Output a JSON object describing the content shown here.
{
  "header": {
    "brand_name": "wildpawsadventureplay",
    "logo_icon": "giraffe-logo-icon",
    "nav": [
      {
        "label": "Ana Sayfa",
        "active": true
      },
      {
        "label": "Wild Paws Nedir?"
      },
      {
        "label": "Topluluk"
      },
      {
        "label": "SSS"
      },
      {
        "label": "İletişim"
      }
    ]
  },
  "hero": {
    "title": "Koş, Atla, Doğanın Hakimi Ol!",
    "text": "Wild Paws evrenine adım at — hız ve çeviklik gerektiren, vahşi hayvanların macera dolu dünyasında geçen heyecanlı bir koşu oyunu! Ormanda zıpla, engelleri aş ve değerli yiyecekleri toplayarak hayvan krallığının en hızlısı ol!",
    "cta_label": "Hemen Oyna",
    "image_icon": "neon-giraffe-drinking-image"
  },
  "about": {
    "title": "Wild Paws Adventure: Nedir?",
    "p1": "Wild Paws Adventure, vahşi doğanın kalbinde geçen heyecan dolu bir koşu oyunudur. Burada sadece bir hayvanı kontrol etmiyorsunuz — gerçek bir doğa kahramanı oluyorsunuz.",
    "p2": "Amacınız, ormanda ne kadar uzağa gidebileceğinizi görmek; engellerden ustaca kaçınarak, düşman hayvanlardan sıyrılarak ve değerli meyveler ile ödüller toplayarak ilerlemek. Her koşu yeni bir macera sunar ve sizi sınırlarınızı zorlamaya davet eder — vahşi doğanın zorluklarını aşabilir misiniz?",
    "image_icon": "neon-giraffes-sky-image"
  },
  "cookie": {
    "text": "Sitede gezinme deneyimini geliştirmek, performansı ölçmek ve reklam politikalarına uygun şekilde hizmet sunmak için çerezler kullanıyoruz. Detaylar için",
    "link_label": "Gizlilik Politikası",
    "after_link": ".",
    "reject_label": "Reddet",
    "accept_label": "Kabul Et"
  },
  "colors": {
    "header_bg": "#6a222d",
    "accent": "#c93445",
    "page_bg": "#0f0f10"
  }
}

**Task to carry out**
Report how many lines of the records above contain the word "image", and give only that number.

**Result of this task**
2